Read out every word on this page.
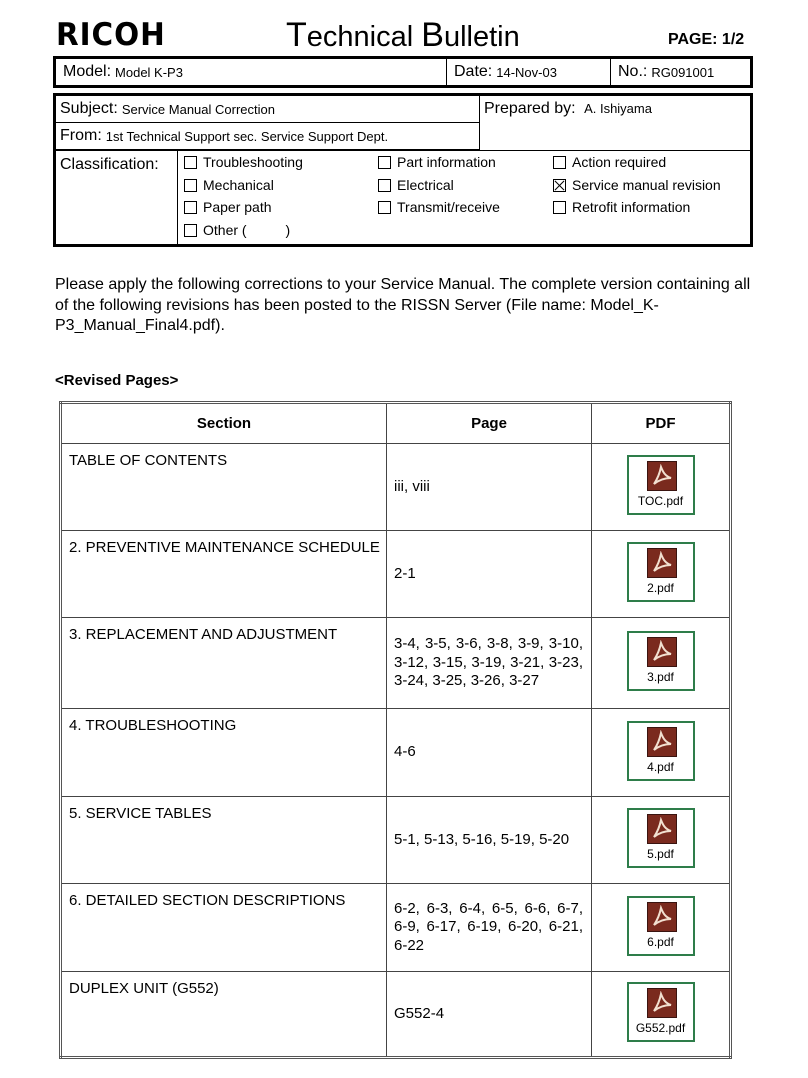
RICOH	Technical Bulletin	PAGE: 1/2
Model: Model K-P3	Date: 14-Nov-03	No.: RG091001
Subject: Service Manual Correction
From: 1st Technical Support sec. Service Support Dept.
Prepared by: A. Ishiyama
Classification:	Troubleshooting	Part information	Action required
Mechanical	Electrical	Service manual revision
Paper path	Transmit/receive	Retrofit information
Other (          )
Please apply the following corrections to your Service Manual. The complete version containing all of the following revisions has been posted to the RISSN Server (File name: Model_K-P3_Manual_Final4.pdf).
<Revised Pages>
Section	Page	PDF
TABLE OF CONTENTS	iii, viii	TOC.pdf

2. PREVENTIVE MAINTENANCE SCHEDULE	2-1	2.pdf

3. REPLACEMENT AND ADJUSTMENT	3-4, 3-5, 3-6, 3-8, 3-9, 3-10, 3-12, 3-15, 3-19, 3-21, 3-23, 3-24, 3-25, 3-26, 3-27	3.pdf

4. TROUBLESHOOTING	4-6	4.pdf

5. SERVICE TABLES	5-1, 5-13, 5-16, 5-19, 5-20	5.pdf

6. DETAILED SECTION DESCRIPTIONS	6-2, 6-3, 6-4, 6-5, 6-6, 6-7, 6-9, 6-17, 6-19, 6-20, 6-21, 6-22	6.pdf

DUPLEX UNIT (G552)	G552-4	G552.pdf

========================================================================

YOUR GOAL = Scan the lines for the string "information". Copy out each line that matches.

FULL OUTPUT =
Classification:	Troubleshooting	Part information	Action required
Paper path	Transmit/receive	Retrofit information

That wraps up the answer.